*Instructions to follow*
Find the lines holding "решения" and copy them.

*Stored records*
--------------------------------------------------
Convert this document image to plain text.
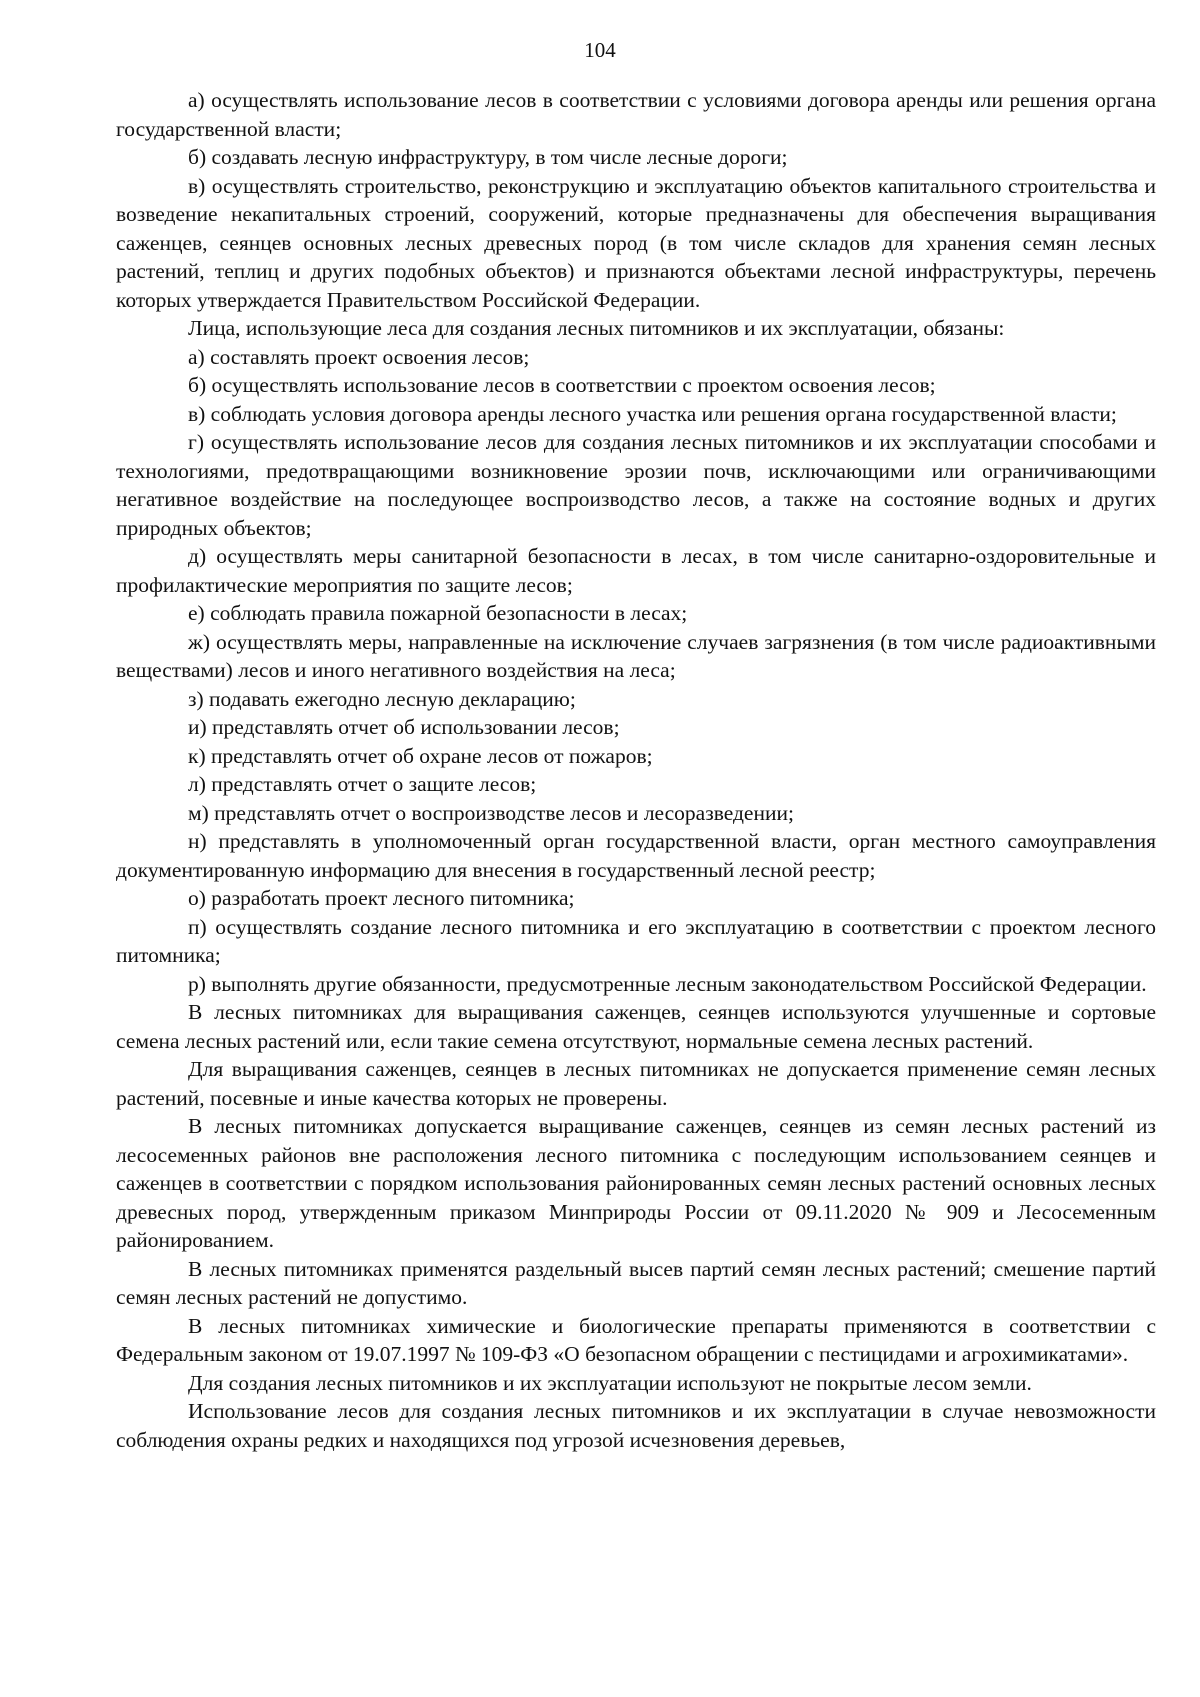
104

а) осуществлять использование лесов в соответствии с условиями договора аренды или решения органа государственной власти;

б) создавать лесную инфраструктуру, в том числе лесные дороги;

в) осуществлять строительство, реконструкцию и эксплуатацию объектов капитального строительства и возведение некапитальных строений, сооружений, которые предназначены для обеспечения выращивания саженцев, сеянцев основных лесных древесных пород (в том числе складов для хранения семян лесных растений, теплиц и других подобных объектов) и признаются объектами лесной инфраструктуры, перечень которых утверждается Правительством Российской Федерации.

Лица, использующие леса для создания лесных питомников и их эксплуатации, обязаны:

а) составлять проект освоения лесов;

б) осуществлять использование лесов в соответствии с проектом освоения лесов;

в) соблюдать условия договора аренды лесного участка или решения органа государственной власти;

г) осуществлять использование лесов для создания лесных питомников и их эксплуатации способами и технологиями, предотвращающими возникновение эрозии почв, исключающими или ограничивающими негативное воздействие на последующее воспроизводство лесов, а также на состояние водных и других природных объектов;

д) осуществлять меры санитарной безопасности в лесах, в том числе санитарно-оздоровительные и профилактические мероприятия по защите лесов;

е) соблюдать правила пожарной безопасности в лесах;

ж) осуществлять меры, направленные на исключение случаев загрязнения (в том числе радиоактивными веществами) лесов и иного негативного воздействия на леса;

з) подавать ежегодно лесную декларацию;

и) представлять отчет об использовании лесов;

к) представлять отчет об охране лесов от пожаров;

л) представлять отчет о защите лесов;

м) представлять отчет о воспроизводстве лесов и лесоразведении;

н) представлять в уполномоченный орган государственной власти, орган местного самоуправления документированную информацию для внесения в государственный лесной реестр;

о) разработать проект лесного питомника;

п) осуществлять создание лесного питомника и его эксплуатацию в соответствии с проектом лесного питомника;

р) выполнять другие обязанности, предусмотренные лесным законодательством Российской Федерации.

В лесных питомниках для выращивания саженцев, сеянцев используются улучшенные и сортовые семена лесных растений или, если такие семена отсутствуют, нормальные семена лесных растений.

Для выращивания саженцев, сеянцев в лесных питомниках не допускается применение семян лесных растений, посевные и иные качества которых не проверены.

В лесных питомниках допускается выращивание саженцев, сеянцев из семян лесных растений из лесосеменных районов вне расположения лесного питомника с последующим использованием сеянцев и саженцев в соответствии с порядком использования районированных семян лесных растений основных лесных древесных пород, утвержденным приказом Минприроды России от 09.11.2020 № 909 и Лесосеменным районированием.

В лесных питомниках применятся раздельный высев партий семян лесных растений; смешение партий семян лесных растений не допустимо.

В лесных питомниках химические и биологические препараты применяются в соответствии с Федеральным законом от 19.07.1997 № 109-ФЗ «О безопасном обращении с пестицидами и агрохимикатами».

Для создания лесных питомников и их эксплуатации используют не покрытые лесом земли.

Использование лесов для создания лесных питомников и их эксплуатации в случае невозможности соблюдения охраны редких и находящихся под угрозой исчезновения деревьев,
--------------------------------------------------
*Exercise output*
а) осуществлять использование лесов в соответствии с условиями договора аренды или решения органа государственной власти;
в) соблюдать условия договора аренды лесного участка или решения органа государственной власти;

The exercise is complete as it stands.